### Problem
For the data below, report the number of lines that contain the string "type" and nothing else.

══ Source data

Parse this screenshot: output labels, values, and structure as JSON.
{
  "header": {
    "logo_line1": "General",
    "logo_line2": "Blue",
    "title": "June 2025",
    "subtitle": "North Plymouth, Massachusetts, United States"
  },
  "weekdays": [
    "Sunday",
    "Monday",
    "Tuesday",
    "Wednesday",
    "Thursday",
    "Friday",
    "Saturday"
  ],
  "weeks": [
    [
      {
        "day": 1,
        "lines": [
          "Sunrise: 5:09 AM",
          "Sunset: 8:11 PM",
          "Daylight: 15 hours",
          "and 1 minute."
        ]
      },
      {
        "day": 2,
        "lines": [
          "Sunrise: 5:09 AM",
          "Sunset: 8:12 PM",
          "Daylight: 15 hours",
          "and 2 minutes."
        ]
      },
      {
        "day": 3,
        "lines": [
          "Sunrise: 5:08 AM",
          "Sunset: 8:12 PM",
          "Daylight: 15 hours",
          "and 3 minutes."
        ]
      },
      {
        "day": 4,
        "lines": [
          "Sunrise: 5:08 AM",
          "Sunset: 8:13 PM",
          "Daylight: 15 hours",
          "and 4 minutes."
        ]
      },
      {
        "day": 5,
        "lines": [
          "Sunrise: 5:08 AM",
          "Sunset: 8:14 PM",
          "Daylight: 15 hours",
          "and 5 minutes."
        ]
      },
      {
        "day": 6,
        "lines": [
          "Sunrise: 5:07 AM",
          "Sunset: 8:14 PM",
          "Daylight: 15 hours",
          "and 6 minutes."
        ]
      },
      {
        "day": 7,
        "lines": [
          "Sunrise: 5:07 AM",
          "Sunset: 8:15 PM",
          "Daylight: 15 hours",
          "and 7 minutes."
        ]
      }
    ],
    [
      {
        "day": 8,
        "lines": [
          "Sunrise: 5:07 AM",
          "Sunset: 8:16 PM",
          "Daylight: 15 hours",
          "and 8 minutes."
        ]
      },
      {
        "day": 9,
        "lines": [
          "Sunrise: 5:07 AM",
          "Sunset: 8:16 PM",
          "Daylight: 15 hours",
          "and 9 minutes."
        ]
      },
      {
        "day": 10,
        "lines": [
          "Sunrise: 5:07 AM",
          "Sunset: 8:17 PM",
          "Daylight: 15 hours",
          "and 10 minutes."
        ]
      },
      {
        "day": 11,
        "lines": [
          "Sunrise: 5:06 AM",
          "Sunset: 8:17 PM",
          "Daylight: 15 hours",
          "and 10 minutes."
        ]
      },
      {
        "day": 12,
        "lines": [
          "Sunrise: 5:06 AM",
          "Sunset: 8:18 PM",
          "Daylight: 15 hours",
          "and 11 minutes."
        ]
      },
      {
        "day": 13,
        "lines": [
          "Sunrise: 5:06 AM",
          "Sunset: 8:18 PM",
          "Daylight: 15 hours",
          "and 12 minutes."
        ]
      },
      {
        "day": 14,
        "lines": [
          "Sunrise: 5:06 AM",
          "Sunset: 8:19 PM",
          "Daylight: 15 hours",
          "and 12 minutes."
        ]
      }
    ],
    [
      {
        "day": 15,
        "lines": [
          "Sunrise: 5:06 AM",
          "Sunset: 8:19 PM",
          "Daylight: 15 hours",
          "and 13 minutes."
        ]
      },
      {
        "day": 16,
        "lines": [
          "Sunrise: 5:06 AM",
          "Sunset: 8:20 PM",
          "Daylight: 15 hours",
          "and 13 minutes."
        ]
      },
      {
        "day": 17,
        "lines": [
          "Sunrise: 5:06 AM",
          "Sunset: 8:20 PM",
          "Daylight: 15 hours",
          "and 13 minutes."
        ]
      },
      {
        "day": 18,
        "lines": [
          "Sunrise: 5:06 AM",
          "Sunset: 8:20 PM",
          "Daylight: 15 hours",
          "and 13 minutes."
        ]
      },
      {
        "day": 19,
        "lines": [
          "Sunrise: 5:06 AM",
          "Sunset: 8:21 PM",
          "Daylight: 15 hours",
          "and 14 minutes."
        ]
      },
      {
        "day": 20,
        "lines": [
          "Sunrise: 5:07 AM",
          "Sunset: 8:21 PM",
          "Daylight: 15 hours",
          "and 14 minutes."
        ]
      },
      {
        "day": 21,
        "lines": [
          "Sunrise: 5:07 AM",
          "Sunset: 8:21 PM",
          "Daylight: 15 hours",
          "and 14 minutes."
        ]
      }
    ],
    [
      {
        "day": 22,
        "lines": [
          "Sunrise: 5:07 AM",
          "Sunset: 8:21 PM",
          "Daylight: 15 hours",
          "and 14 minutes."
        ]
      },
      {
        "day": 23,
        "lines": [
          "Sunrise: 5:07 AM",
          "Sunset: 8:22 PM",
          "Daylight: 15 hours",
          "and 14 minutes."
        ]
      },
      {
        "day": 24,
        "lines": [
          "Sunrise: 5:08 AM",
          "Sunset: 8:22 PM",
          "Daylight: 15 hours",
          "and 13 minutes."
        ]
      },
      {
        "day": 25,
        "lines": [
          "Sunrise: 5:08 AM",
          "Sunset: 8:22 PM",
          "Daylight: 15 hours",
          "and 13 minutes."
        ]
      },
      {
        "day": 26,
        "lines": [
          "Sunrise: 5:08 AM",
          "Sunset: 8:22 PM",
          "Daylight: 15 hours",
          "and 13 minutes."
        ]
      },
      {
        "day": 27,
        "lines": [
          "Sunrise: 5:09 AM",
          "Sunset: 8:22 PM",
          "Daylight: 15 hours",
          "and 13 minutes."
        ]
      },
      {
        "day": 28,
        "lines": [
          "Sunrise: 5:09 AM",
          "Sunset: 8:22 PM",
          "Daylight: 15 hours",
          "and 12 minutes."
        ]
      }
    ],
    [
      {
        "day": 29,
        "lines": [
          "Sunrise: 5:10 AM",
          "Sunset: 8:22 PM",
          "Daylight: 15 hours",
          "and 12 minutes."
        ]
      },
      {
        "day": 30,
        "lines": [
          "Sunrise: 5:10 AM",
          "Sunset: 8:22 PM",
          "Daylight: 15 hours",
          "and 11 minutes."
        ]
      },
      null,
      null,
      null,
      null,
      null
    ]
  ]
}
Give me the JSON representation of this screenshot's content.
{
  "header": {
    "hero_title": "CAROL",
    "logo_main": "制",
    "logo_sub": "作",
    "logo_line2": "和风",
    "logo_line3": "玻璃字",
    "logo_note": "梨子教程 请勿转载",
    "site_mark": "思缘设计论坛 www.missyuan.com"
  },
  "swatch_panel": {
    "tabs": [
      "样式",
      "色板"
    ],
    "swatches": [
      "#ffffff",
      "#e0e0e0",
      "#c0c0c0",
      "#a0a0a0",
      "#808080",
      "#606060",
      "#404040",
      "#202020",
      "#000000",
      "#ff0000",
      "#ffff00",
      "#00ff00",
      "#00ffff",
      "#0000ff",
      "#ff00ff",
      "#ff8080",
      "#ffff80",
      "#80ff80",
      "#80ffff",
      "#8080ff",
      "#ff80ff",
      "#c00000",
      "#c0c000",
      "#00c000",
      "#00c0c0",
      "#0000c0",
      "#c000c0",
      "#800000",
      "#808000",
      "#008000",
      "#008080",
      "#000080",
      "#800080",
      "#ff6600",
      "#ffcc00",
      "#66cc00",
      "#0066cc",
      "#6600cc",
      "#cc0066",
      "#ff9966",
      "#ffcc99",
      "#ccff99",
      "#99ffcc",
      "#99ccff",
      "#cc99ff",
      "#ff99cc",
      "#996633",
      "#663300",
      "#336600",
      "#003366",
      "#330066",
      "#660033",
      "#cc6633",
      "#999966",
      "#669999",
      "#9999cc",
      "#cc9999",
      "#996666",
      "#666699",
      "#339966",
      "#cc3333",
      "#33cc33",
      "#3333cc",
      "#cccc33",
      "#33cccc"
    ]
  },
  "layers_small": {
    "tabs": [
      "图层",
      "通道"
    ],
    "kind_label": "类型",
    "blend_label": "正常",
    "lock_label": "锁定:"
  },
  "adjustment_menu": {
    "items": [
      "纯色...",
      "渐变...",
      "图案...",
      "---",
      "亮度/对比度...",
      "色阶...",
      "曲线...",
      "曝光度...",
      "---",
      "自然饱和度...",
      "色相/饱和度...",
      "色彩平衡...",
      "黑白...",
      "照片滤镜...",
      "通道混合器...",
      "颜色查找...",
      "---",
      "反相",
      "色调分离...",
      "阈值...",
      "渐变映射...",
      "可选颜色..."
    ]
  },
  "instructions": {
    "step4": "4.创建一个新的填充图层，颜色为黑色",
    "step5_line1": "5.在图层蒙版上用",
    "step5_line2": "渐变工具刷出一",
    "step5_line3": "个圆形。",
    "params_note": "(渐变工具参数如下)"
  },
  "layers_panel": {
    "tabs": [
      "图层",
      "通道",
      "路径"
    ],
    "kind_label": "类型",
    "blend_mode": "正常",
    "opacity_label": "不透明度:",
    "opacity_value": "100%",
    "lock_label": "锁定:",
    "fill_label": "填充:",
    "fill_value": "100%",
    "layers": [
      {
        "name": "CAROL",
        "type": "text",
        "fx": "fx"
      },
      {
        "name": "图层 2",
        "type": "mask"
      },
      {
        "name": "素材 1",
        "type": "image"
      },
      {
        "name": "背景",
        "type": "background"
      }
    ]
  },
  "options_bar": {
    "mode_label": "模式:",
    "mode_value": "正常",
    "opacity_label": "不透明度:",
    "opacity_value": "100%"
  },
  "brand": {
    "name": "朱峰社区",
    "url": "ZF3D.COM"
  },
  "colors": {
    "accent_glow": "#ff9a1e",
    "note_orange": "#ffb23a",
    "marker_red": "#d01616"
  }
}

════

### Written answer
4